EXTRAIT DU DOCUMENT ->
»»
105ème séminaire de l'Institut Momentum - 14 octobre 2023
La proposition que je vous fais aujourd’hui est assez originale dans le paysage de la post-modernité. Je vous propose de vous emmener quelque part et que vous vous laissiez aller dans ma propre réflexion, que j’ai pu développer dans mon livre L’Apartheid et l’animal (2019) sur les politiques de la conservation de la biodiversité en Afrique du Sud et dans les pays limitrophes, ici représentée par la translocation d’un rhinocéros dans l’idée de recréer un écosystème favorable à ce rhinocéros en danger. Aujourd’hui, ma présentation sera un peu plus large.
En guise d’introduction, je pose une question : qu’est-ce qui pourrait arriver s’il y avait un arrêt du progrès ? Qu’est que ce que ça veut dire en termes techniques, qu’est-ce que ça veut dire en termes existentiels, anthropologiques ? Il y a eu des réponses à cela, de différents ordres. Ce que je veux dire, c’est que nous sommes tous d’accord face aux courbes de la Grande Accélération : la continuation de ces courbes est impossible sur une longue période historique. Ces courbes vont-elles s’aplatir ? Va-t-on revenir à une stagnation et comment faire pour y arriver ?
Vous le savez, l’énorme majorité des sociétés humaines sont touchées par cette question du progrès de manière marginale, infinitésimale. Donc c’est une anomalie à l’échelle de l’histoire humaine et on pourrait imaginer qu’elle s’arrête. Faut-il revenir à cette courbe plate ou identifier des éléments dans nos sociétés contemporaines qui montrent les signes avant-coureurs de cet aplatissement ? Je vais donc moins m’intéresser à l’actualité des accélérations qu’à l’actualité des décélérations.
««
EXTRAIT DE DONNÉES ->
»»
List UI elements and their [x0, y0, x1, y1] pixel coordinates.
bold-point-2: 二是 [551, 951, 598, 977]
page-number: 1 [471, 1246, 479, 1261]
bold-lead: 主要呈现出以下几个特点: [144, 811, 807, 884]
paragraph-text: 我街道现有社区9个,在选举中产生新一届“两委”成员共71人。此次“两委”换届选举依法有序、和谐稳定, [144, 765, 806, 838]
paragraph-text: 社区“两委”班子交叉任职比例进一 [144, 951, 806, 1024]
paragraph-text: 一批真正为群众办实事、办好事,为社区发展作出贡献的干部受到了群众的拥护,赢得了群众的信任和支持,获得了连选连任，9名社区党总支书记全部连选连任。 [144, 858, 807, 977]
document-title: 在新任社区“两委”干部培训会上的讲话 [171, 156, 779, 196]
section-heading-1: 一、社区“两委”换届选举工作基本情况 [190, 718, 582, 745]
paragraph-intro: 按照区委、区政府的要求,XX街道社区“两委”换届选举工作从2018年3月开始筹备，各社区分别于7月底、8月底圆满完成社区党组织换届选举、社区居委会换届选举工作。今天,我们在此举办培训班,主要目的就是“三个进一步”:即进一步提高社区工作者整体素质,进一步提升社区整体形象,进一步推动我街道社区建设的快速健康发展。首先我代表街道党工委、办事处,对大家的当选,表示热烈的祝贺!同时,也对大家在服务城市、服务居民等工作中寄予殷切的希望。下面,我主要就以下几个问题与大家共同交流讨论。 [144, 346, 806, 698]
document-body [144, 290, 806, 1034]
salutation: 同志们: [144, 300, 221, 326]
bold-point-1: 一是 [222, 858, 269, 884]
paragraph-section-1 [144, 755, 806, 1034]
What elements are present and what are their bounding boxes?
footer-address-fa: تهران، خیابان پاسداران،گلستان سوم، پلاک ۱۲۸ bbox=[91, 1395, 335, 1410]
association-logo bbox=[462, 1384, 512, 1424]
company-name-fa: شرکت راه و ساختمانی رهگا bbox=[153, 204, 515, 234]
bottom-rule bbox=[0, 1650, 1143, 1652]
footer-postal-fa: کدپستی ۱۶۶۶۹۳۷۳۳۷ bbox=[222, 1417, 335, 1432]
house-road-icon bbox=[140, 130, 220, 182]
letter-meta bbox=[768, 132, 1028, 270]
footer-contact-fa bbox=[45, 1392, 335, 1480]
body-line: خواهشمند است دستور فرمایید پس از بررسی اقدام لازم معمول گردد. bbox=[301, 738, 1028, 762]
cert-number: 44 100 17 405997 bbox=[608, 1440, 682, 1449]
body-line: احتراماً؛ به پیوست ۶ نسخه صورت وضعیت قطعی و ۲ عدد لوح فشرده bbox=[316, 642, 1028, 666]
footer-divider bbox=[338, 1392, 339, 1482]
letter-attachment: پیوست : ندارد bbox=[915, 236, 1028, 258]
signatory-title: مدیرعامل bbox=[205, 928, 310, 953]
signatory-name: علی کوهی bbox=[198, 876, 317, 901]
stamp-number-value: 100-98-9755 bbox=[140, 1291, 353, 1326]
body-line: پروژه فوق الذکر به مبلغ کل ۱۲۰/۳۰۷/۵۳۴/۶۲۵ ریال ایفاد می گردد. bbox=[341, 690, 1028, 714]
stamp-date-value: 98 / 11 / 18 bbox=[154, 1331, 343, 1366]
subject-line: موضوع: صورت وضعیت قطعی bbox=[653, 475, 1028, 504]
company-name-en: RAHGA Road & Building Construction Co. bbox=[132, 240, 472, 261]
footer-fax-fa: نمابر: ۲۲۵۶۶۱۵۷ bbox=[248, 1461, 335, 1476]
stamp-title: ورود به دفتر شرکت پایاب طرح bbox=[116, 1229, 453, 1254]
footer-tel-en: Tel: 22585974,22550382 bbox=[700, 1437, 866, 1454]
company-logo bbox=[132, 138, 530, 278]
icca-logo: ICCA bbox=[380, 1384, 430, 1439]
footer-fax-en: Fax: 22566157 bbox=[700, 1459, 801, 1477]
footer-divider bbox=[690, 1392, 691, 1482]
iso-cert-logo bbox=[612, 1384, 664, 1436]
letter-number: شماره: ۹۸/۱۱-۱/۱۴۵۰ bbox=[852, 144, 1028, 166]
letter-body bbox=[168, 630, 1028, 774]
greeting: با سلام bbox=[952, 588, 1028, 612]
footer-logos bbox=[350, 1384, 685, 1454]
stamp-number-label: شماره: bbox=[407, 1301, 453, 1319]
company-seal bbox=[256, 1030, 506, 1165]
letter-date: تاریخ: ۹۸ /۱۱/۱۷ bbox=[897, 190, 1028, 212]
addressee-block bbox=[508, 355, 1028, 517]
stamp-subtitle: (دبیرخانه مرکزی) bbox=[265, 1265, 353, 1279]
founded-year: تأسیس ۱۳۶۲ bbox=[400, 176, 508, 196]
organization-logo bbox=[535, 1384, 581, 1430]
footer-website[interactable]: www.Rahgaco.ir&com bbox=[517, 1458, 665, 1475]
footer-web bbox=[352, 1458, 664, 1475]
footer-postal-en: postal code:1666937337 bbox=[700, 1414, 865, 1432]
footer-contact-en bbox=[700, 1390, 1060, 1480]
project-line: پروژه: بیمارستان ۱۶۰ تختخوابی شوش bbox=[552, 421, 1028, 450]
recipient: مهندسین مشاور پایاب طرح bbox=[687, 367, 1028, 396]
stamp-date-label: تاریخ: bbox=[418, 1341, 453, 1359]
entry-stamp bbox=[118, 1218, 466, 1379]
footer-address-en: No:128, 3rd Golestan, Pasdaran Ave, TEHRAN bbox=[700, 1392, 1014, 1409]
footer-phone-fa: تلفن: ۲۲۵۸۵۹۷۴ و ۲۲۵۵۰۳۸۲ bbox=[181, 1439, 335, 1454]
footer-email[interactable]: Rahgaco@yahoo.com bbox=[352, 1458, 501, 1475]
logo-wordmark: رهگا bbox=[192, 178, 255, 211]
««
EXERCICES ->
**a.** Répondez aux questions suivantes à partir de l'extrait du séminaire.
(i) Quel livre est cité, et en quelle année a-t-il paru ?
(ii) Quel animal fait l'objet d'une translocation dans la réflexion présentée ?
(iii) À quoi l'intervention va-t-elle moins s'intéresser qu'à l'actualité des décélérations ?
**b.** Mettez à jour le passage de l'extrait du séminaire allant de « 105ème séminaire de » jusqu'à « peu plus large. » en remplaçant « biodiversité » par « faune sauvage ».

CORRIGÉS ->
**a.**
(i) L'Apartheid et l'animal, paru en 2019.
(ii) Un rhinocéros.
(iii) À l'actualité des accélérations.

**b.**
105ème séminaire de l'Institut Momentum - 14 octobre 2023
La proposition que je vous fais aujourd’hui est assez originale dans le paysage de la post-modernité. Je vous propose de vous emmener quelque part et que vous vous laissiez aller dans ma propre réflexion, que j’ai pu développer dans mon livre L’Apartheid et l’animal (2019) sur les politiques de la conservation de la faune sauvage en Afrique du Sud et dans les pays limitrophes, ici représentée par la translocation d’un rhinocéros dans l’idée de recréer un écosystème favorable à ce rhinocéros en danger. Aujourd’hui, ma présentation sera un peu plus large.